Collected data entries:
▬▬▬
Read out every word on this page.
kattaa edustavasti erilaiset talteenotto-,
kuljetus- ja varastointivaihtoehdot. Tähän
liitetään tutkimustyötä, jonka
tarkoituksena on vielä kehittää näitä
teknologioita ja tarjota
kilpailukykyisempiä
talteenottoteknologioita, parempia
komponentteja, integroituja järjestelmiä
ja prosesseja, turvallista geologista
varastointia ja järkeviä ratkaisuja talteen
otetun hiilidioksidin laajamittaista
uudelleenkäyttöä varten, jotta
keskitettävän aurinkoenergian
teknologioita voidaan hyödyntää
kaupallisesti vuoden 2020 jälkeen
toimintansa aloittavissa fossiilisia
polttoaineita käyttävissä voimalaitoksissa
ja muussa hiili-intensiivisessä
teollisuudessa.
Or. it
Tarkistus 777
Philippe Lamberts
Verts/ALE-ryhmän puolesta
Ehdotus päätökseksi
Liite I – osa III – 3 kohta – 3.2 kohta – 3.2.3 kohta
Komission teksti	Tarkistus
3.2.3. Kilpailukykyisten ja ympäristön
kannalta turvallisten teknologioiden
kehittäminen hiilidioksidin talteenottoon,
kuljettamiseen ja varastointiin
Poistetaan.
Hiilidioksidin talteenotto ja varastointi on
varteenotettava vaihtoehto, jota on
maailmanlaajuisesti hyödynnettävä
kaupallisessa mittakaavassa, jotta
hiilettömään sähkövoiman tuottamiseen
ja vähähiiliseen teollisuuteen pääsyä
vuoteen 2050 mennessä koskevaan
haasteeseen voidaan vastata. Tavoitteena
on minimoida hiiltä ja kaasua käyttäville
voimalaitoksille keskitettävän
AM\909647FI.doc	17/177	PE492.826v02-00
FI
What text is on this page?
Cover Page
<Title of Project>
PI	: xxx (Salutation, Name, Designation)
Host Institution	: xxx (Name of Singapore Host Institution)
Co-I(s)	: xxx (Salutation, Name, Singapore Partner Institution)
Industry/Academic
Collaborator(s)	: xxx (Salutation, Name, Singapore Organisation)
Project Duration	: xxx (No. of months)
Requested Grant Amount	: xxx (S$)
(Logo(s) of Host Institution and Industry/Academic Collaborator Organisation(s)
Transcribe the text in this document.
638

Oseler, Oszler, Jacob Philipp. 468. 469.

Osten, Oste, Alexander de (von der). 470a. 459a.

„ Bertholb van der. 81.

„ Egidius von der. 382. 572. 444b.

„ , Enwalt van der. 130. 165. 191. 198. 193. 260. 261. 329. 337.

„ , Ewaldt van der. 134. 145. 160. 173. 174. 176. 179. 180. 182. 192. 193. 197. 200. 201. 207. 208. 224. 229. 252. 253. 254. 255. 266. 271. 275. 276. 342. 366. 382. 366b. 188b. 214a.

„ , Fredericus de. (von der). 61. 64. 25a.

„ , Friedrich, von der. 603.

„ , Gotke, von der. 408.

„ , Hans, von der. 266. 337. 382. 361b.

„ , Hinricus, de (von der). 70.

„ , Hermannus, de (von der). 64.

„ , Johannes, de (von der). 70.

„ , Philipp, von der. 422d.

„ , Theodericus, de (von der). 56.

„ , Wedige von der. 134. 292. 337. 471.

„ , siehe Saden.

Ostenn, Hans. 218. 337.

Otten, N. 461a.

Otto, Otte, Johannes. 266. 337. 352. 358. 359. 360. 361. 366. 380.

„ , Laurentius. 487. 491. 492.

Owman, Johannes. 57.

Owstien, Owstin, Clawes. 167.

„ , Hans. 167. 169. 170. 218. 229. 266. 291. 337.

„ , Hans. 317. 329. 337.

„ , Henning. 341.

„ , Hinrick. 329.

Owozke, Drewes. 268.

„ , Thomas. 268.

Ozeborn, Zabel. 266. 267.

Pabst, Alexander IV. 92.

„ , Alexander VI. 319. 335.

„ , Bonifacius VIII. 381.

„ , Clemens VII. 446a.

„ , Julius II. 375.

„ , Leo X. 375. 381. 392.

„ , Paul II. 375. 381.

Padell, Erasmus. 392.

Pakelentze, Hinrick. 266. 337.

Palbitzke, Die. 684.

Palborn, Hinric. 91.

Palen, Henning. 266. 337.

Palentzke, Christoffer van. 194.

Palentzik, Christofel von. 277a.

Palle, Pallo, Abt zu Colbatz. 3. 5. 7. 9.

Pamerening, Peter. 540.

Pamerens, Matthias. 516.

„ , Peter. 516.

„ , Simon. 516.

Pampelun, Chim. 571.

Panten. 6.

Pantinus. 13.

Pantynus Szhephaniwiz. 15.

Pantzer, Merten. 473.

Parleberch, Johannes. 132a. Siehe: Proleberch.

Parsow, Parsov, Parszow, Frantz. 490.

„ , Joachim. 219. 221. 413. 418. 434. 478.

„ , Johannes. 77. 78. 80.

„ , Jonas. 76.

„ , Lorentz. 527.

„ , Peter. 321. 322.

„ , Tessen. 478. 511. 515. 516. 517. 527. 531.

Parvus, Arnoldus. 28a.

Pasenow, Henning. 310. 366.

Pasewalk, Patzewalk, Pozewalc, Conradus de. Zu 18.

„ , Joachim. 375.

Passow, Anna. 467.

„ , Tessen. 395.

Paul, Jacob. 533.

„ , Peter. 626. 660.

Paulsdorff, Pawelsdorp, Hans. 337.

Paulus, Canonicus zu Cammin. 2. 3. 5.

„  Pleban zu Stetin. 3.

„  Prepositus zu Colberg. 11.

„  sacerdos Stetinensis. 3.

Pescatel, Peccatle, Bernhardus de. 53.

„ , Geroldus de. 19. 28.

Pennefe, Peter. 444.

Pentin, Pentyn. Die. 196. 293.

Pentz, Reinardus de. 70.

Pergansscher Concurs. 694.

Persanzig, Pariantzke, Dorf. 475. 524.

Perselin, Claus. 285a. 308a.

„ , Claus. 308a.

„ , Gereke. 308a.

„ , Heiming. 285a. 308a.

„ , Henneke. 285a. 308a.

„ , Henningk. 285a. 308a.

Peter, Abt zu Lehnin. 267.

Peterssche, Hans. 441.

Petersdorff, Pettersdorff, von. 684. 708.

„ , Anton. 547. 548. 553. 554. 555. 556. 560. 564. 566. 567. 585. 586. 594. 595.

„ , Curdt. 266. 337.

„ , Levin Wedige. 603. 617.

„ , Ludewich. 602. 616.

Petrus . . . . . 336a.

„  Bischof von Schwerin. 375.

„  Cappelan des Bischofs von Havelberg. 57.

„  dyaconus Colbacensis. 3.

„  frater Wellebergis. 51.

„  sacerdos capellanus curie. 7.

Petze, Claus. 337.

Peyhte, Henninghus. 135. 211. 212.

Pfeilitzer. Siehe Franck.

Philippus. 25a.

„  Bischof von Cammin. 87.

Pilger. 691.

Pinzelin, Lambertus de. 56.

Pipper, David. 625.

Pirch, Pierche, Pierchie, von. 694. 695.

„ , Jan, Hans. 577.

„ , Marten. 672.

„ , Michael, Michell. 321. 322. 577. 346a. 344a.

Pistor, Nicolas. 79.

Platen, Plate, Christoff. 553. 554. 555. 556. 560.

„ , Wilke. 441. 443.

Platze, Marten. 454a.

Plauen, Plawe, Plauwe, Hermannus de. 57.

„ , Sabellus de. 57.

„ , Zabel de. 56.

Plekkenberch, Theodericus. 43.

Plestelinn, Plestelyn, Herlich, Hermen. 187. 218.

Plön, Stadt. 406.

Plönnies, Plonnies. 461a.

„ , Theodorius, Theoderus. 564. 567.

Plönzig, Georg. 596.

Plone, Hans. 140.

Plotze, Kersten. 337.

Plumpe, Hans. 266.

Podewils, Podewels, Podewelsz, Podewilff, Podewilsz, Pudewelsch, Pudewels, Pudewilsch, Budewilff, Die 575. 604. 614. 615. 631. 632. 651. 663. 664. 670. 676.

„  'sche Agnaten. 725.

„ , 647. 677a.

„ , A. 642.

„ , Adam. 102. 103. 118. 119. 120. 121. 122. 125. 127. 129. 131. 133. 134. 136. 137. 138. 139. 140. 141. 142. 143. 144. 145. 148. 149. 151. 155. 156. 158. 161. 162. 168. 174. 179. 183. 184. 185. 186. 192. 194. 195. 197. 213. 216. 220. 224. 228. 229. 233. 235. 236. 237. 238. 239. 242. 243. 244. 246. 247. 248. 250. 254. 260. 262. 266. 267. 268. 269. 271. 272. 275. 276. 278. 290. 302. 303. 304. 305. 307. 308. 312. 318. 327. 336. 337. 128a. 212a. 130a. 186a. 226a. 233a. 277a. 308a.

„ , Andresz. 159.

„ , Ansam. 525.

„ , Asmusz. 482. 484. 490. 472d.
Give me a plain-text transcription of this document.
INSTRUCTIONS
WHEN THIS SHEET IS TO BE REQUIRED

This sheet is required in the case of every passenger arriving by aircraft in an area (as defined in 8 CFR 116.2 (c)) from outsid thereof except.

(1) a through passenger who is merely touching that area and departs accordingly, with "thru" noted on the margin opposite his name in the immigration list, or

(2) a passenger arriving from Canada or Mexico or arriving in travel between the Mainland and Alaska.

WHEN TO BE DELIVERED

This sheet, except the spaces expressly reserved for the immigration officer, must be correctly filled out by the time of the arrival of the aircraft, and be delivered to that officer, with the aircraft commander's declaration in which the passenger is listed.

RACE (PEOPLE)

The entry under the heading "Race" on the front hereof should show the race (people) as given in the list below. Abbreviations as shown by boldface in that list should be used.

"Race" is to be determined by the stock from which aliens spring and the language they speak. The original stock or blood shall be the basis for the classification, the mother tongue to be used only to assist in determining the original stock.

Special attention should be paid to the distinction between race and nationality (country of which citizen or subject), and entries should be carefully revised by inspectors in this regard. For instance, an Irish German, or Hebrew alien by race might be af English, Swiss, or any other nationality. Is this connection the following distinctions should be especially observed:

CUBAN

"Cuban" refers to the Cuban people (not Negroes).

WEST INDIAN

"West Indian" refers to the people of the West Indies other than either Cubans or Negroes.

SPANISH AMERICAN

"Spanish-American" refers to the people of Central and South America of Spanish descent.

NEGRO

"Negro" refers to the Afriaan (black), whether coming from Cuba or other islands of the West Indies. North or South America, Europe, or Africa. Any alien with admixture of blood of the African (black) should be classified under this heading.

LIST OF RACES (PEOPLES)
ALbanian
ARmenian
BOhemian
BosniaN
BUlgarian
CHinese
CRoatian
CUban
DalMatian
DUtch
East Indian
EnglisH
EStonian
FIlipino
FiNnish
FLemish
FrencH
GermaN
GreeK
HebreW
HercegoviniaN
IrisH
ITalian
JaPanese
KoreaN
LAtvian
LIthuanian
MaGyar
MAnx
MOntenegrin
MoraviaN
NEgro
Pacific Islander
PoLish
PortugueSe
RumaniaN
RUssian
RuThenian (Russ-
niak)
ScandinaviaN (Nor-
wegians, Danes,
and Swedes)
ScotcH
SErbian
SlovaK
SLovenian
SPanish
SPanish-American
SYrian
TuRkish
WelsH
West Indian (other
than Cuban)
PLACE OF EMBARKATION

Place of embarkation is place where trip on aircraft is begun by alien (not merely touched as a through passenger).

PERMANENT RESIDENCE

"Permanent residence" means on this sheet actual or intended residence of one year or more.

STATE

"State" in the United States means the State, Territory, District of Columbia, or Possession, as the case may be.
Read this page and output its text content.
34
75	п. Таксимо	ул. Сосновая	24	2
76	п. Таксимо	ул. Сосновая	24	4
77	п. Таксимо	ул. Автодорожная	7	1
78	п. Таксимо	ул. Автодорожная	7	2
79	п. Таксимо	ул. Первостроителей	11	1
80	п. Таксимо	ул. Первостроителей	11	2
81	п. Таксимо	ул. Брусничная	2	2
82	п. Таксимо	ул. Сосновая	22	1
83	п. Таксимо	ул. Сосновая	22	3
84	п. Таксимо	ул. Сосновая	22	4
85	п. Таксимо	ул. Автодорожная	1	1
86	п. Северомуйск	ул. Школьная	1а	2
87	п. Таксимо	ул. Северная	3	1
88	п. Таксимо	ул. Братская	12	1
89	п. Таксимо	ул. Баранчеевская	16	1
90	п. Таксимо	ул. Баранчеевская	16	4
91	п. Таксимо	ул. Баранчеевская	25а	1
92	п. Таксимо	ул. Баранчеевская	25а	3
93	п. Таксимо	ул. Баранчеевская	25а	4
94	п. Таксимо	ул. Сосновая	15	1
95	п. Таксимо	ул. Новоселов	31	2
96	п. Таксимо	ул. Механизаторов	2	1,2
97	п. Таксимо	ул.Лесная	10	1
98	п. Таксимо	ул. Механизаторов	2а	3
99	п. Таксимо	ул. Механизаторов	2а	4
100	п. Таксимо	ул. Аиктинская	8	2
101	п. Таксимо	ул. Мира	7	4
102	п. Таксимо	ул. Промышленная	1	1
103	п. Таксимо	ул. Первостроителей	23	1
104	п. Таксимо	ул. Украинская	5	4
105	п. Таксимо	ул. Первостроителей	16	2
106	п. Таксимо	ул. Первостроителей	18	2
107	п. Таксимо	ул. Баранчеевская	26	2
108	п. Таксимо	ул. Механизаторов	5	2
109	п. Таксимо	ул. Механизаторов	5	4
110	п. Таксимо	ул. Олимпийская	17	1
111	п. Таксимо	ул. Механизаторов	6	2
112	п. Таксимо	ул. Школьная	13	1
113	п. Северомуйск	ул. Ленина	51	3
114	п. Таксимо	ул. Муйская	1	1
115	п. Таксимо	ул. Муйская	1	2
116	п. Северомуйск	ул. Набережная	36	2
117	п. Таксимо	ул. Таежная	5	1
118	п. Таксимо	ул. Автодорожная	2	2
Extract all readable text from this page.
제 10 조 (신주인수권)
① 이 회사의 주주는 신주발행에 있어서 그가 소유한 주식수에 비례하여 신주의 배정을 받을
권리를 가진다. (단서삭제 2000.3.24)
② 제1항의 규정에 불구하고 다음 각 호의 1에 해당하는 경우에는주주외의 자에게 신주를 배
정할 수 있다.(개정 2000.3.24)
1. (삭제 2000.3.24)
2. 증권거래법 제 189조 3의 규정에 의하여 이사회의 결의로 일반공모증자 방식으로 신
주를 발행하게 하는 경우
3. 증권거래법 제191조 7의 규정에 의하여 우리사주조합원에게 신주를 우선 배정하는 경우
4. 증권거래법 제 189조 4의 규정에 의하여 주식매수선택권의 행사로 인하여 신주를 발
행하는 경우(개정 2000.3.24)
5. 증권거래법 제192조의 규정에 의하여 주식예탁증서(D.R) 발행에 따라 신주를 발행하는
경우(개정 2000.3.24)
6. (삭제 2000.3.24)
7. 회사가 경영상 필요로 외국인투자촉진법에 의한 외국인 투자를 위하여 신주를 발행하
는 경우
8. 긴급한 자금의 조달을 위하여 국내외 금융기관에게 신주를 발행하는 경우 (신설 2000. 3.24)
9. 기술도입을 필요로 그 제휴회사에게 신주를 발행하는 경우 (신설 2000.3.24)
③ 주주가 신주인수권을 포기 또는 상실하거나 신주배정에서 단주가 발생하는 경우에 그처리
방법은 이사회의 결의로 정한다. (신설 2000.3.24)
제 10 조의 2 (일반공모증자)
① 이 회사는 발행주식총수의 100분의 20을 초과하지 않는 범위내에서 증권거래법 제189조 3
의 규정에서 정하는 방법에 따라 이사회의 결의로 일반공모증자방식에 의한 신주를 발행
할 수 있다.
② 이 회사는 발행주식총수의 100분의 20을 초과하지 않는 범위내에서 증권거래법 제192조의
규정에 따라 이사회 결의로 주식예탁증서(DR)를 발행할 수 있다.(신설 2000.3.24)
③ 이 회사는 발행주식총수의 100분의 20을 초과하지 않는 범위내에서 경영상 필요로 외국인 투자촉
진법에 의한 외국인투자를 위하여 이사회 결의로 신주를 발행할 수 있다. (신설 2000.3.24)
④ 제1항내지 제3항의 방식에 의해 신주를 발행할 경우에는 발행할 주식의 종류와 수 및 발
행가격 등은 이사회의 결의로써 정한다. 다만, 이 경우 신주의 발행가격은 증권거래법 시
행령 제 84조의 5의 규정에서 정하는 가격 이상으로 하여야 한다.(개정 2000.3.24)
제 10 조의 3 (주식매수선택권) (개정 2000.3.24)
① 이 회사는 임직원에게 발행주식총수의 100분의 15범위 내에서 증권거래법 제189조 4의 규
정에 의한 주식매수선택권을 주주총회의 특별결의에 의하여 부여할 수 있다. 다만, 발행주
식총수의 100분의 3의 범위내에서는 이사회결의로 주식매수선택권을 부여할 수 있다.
▬▬▬
Tally the lines in the listing that hold "merely" and report the number alone.

2